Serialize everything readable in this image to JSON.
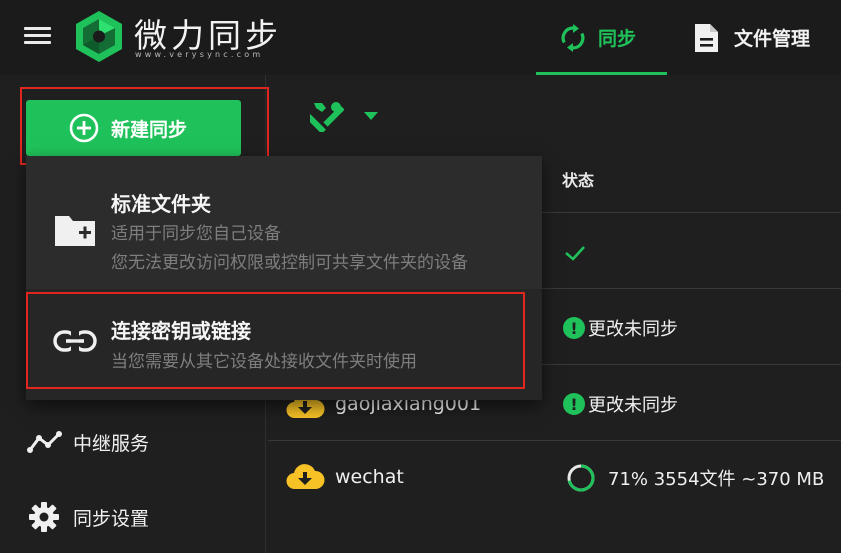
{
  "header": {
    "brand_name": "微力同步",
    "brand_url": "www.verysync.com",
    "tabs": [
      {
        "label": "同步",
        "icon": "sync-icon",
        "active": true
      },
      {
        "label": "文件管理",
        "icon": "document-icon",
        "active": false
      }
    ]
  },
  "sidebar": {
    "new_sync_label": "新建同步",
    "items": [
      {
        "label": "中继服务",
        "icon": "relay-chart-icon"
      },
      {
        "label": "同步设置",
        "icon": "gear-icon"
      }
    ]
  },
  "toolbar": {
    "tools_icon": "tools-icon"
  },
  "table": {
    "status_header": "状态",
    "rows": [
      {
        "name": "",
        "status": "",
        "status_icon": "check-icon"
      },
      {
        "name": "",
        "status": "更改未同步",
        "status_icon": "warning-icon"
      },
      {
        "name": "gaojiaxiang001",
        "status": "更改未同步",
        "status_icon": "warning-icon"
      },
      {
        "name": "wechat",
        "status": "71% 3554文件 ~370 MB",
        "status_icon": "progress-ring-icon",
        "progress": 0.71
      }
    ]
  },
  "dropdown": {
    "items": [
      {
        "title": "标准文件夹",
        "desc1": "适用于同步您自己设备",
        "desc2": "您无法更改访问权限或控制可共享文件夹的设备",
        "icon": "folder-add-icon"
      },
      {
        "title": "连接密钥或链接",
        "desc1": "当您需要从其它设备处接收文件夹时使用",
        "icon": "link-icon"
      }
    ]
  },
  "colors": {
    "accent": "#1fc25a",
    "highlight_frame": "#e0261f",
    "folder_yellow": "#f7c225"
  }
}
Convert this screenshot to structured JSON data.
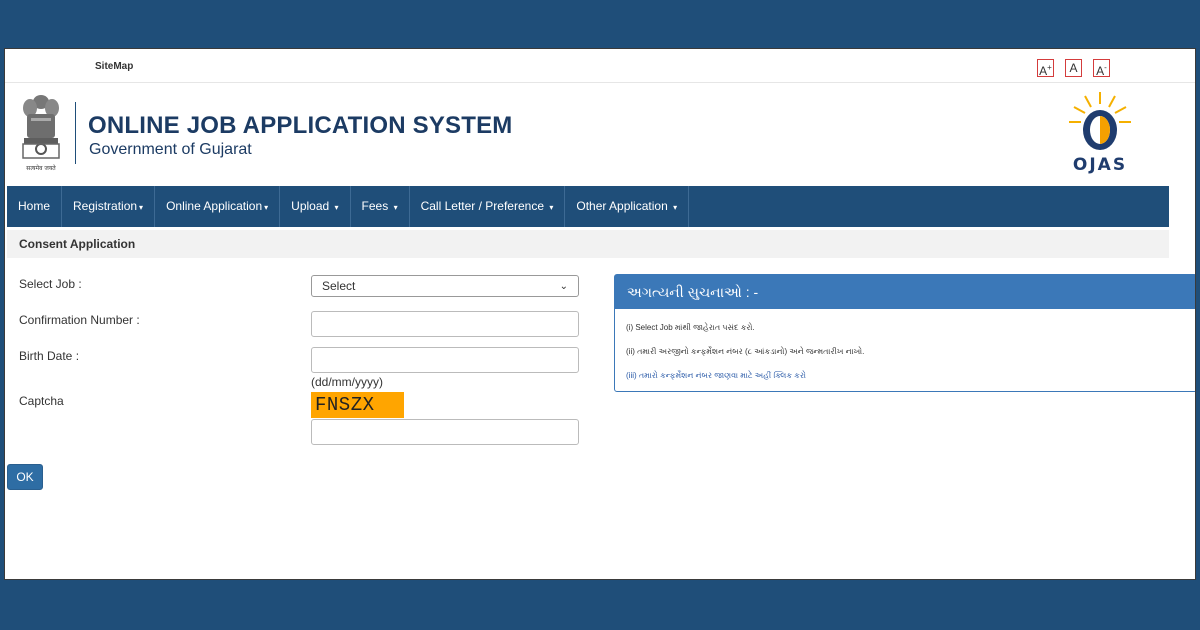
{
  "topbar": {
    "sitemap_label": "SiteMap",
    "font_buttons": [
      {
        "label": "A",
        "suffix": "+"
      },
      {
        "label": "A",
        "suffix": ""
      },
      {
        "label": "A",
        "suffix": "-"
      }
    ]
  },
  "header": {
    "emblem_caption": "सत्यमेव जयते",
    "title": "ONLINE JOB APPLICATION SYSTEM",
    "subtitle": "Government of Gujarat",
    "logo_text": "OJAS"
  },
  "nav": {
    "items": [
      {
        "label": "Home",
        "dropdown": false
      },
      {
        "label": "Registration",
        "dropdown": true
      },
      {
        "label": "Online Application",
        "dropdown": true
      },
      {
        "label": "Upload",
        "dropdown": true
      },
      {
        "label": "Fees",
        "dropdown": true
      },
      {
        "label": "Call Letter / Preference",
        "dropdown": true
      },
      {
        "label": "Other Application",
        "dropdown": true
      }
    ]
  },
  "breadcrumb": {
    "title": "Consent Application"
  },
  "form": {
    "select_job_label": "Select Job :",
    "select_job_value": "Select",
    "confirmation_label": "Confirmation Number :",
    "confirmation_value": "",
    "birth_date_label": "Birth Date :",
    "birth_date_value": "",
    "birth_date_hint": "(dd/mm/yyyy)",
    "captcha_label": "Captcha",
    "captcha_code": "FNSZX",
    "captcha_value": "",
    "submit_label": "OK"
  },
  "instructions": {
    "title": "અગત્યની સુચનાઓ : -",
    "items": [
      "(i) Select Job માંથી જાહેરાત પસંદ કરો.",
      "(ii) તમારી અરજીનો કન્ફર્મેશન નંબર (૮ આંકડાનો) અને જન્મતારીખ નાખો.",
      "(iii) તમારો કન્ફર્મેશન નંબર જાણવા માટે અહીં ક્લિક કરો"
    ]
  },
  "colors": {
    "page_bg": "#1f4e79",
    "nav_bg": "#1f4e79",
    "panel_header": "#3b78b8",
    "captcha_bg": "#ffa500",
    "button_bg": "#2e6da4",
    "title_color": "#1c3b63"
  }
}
★ ★ ★ ★
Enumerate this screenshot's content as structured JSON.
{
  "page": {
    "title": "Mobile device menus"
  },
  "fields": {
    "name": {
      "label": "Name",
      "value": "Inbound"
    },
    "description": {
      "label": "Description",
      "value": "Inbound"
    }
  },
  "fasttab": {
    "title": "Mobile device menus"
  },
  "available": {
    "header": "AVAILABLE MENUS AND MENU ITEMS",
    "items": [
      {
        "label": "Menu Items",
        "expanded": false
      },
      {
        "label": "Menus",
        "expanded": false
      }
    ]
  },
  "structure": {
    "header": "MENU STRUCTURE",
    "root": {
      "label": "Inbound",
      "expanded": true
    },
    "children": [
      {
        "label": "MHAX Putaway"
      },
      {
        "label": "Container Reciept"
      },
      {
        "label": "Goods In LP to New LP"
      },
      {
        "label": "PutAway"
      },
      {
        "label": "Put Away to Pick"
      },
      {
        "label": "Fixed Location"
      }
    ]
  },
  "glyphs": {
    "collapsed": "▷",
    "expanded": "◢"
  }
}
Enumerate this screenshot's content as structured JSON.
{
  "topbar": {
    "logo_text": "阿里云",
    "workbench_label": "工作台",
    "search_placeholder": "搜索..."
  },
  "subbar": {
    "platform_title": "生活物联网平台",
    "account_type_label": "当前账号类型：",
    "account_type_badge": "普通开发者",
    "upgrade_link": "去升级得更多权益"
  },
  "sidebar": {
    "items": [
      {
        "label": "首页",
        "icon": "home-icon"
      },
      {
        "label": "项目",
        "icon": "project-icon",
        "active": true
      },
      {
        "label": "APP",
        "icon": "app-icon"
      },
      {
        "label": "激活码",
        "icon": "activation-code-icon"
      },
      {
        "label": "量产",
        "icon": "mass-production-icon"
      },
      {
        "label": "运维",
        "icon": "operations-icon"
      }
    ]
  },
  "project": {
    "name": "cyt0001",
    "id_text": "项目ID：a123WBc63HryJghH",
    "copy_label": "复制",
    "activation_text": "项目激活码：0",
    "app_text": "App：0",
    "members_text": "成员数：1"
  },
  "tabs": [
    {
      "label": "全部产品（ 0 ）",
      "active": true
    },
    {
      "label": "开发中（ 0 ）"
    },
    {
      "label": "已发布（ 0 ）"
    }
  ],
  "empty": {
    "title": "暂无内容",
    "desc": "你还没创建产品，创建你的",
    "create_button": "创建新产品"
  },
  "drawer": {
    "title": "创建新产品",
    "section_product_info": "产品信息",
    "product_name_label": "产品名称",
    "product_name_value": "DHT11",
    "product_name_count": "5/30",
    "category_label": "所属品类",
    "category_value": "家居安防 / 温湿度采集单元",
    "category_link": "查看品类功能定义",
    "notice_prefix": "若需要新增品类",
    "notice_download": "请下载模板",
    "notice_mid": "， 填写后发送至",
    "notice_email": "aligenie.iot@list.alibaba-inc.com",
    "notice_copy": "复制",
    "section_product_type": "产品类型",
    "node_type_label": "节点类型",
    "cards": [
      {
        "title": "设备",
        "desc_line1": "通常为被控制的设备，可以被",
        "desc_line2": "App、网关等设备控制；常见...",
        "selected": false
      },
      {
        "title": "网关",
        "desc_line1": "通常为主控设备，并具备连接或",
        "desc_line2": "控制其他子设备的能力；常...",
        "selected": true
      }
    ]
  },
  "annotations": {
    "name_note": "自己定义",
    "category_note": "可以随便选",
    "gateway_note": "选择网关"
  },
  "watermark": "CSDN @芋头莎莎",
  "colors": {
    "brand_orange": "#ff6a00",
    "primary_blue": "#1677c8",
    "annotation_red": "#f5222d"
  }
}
★ ★ ★ ★
### PROBLEM REQUIREMENTS
Single out each line of the records above with the string "active" in it, and copy it.

### OUTPUT FOR THIS EXERCISE
        "active": true
        "active": false
        "active": true
      "active": true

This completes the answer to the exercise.